### Problem requirements
Find the string "exercises" in the listing and report every line that has it.

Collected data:

((

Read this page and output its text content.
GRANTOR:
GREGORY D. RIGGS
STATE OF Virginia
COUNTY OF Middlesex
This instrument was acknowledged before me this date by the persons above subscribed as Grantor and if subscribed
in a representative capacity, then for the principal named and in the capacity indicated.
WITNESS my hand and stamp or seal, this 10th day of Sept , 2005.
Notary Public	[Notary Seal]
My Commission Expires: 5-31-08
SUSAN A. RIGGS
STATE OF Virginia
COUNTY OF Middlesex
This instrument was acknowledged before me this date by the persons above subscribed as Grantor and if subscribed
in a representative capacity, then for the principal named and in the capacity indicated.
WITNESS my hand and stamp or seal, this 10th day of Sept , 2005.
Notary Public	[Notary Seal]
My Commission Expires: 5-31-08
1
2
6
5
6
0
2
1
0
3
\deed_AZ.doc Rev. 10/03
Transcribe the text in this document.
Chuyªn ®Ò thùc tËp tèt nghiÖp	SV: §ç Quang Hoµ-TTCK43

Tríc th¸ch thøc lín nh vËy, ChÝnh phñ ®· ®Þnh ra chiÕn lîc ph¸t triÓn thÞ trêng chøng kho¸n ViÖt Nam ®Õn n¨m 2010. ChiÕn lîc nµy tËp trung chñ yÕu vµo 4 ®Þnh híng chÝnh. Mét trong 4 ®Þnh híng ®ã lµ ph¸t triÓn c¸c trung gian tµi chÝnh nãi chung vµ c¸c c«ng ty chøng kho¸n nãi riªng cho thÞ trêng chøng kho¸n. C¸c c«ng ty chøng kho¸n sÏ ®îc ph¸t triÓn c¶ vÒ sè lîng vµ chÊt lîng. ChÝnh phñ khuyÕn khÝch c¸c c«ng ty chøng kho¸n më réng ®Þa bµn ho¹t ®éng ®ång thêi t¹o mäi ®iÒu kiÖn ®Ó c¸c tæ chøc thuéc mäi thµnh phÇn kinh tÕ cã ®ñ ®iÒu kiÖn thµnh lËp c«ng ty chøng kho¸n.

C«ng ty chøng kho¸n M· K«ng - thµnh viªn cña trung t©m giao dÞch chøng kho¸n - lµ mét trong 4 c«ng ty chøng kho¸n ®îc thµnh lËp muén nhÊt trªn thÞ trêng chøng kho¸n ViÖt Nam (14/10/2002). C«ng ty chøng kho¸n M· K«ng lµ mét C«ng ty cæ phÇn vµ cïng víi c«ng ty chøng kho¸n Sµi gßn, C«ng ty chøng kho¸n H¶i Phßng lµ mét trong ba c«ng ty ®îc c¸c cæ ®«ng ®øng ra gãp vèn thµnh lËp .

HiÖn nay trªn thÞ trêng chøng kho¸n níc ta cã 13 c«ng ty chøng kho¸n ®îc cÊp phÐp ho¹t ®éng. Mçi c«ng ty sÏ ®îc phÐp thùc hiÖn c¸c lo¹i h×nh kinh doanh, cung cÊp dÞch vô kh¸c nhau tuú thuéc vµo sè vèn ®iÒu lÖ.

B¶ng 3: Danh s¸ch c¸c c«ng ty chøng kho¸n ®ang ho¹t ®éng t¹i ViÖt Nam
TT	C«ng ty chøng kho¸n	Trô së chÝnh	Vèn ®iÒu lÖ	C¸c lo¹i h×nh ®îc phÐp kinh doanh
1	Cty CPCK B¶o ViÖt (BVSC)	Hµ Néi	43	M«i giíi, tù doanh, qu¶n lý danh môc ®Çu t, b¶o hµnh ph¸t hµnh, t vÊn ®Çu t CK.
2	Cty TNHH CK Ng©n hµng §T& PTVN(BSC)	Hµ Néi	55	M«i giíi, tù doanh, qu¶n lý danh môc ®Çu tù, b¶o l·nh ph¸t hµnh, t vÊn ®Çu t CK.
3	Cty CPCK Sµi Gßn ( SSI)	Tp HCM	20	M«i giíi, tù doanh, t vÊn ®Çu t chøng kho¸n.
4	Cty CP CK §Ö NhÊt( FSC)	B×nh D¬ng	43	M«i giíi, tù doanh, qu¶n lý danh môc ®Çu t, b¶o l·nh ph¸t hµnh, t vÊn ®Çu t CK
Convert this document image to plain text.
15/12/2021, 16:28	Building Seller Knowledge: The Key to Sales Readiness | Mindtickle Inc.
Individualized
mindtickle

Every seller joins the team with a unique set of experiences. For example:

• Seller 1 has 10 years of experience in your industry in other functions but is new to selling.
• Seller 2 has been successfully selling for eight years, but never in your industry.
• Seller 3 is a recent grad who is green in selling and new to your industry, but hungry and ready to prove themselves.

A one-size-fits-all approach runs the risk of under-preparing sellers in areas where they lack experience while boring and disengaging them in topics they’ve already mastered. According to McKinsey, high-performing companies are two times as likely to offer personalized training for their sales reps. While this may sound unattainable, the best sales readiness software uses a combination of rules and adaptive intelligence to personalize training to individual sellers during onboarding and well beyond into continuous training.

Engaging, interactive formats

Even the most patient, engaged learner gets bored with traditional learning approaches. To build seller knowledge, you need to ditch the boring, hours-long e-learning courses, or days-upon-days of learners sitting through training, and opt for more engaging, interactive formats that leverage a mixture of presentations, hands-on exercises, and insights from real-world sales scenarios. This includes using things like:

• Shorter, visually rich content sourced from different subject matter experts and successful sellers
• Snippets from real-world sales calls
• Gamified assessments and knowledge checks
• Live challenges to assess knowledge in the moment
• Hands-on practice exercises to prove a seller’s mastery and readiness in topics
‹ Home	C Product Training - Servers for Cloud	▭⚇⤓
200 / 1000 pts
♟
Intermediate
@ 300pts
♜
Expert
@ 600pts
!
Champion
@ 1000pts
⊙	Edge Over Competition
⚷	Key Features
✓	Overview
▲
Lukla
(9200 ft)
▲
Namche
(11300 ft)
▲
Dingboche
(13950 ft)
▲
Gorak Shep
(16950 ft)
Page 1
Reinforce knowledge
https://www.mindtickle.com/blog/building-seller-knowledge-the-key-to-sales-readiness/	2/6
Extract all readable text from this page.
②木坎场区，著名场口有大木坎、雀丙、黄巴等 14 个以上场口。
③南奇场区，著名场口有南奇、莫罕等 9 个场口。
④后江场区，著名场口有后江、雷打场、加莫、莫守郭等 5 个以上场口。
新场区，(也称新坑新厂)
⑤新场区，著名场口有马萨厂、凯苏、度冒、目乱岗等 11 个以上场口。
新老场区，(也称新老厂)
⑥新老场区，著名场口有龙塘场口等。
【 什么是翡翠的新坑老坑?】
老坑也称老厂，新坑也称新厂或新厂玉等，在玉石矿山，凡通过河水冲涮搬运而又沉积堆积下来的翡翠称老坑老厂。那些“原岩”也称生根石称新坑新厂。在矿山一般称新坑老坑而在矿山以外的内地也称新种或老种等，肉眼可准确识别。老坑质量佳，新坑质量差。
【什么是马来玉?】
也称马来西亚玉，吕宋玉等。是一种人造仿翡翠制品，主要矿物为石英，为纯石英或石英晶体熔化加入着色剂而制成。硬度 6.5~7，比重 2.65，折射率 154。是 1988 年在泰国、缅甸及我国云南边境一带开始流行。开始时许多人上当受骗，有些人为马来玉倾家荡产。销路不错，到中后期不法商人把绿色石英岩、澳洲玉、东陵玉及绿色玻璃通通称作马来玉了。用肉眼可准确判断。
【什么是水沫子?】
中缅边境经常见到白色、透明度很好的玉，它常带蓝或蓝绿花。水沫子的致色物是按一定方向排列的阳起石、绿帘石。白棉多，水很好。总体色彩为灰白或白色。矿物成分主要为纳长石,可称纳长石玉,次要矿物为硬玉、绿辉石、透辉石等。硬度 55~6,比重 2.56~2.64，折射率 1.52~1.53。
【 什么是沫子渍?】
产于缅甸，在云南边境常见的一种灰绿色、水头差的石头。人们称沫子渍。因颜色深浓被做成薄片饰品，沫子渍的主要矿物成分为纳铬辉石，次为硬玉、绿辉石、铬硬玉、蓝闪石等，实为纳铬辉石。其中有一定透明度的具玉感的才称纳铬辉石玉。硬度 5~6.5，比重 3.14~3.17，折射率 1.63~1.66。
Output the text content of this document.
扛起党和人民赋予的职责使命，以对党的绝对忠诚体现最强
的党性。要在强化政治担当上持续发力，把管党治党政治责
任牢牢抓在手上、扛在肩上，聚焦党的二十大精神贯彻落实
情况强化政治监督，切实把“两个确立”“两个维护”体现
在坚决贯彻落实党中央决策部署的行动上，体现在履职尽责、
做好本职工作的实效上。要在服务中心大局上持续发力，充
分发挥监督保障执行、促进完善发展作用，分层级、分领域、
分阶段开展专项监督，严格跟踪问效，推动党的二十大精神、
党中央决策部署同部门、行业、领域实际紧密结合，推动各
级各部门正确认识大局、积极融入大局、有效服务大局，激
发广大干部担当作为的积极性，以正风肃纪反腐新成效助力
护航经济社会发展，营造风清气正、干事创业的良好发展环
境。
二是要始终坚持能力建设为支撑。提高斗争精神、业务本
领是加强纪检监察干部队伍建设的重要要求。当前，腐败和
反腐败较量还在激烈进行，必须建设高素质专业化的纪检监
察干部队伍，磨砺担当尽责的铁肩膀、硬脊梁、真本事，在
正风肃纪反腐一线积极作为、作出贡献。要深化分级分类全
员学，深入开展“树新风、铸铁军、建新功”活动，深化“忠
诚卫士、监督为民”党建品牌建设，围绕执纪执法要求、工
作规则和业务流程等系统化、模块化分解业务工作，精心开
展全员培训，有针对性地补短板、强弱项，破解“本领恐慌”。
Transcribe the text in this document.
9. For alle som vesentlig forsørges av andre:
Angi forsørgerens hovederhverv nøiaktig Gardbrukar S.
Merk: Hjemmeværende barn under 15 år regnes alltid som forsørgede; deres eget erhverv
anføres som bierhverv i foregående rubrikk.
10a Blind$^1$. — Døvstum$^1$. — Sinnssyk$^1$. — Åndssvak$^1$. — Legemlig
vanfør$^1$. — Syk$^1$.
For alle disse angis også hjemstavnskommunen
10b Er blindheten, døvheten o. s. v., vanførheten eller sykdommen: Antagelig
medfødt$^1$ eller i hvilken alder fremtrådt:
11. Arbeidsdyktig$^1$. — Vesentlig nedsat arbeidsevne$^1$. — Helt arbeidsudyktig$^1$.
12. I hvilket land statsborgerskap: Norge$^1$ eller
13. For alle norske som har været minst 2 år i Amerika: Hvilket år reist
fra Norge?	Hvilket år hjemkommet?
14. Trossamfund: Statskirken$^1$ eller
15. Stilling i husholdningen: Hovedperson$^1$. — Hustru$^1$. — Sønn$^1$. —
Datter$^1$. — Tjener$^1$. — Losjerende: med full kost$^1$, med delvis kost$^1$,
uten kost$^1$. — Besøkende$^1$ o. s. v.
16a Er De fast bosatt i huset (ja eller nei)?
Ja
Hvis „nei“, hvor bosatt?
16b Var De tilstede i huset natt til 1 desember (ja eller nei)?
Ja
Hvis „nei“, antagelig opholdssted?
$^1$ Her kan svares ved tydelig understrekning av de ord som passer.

))

### Task result
Even the most patient, engaged learner gets bored with traditional learning approaches. To build seller knowledge, you need to ditch the boring, hours-long e-learning courses, or days-upon-days of learners sitting through training, and opt for more engaging, interactive formats that leverage a mixture of presentations, hands-on exercises, and insights from real-world sales scenarios. This includes using things like:
• Hands-on practice exercises to prove a seller’s mastery and readiness in topics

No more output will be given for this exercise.